-- Information supplied start --

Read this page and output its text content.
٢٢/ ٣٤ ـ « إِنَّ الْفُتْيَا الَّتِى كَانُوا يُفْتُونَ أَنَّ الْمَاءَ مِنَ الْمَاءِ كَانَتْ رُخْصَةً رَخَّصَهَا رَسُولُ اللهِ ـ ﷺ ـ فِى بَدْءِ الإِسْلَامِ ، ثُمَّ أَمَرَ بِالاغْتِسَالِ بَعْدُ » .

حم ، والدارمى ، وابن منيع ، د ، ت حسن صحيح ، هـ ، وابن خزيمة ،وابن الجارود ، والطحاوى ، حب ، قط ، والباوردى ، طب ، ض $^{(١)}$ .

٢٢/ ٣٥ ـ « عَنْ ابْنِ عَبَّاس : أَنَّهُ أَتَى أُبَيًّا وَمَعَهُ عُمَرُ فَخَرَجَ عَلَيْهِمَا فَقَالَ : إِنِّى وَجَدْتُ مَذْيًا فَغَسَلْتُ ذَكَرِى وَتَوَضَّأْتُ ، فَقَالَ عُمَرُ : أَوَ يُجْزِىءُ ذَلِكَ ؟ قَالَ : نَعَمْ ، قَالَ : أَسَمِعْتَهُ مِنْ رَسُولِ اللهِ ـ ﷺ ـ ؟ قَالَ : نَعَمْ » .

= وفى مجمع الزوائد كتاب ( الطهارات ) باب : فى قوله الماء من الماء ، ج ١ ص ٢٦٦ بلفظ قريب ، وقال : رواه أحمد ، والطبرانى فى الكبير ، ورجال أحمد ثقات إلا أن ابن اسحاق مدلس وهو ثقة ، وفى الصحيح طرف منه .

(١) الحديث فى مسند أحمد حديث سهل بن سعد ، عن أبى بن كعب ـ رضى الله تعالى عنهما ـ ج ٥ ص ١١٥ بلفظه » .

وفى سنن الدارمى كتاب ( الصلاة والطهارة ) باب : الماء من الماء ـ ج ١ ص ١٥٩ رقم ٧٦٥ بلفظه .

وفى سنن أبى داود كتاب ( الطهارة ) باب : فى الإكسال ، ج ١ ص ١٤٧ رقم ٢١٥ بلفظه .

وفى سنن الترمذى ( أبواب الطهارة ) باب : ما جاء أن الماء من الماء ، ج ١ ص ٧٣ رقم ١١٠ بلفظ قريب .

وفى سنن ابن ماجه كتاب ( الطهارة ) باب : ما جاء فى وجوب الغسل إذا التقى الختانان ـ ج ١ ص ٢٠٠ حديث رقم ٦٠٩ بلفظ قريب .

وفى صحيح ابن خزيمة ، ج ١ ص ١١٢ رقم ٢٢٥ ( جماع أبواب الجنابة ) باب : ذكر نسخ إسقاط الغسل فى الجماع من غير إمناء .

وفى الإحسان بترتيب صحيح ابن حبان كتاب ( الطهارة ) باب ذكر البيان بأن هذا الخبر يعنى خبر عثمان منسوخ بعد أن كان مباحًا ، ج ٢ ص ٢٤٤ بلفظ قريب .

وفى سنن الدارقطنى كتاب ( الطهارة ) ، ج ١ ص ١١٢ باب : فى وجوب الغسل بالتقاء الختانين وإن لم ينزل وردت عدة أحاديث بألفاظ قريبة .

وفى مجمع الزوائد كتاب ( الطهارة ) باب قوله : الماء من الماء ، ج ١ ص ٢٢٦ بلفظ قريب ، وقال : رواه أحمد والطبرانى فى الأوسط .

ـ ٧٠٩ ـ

-- Information supplied end --

» Aim of the task
Show the lines that mention the word "مجمع".

» Reply
= وفى مجمع الزوائد كتاب ( الطهارات ) باب : فى قوله الماء من الماء ، ج ١ ص ٢٦٦ بلفظ قريب ، وقال : رواه أحمد ، والطبرانى فى الكبير ، ورجال أحمد ثقات إلا أن ابن اسحاق مدلس وهو ثقة ، وفى الصحيح طرف منه .
وفى مجمع الزوائد كتاب ( الطهارة ) باب قوله : الماء من الماء ، ج ١ ص ٢٢٦ بلفظ قريب ، وقال : رواه أحمد والطبرانى فى الأوسط .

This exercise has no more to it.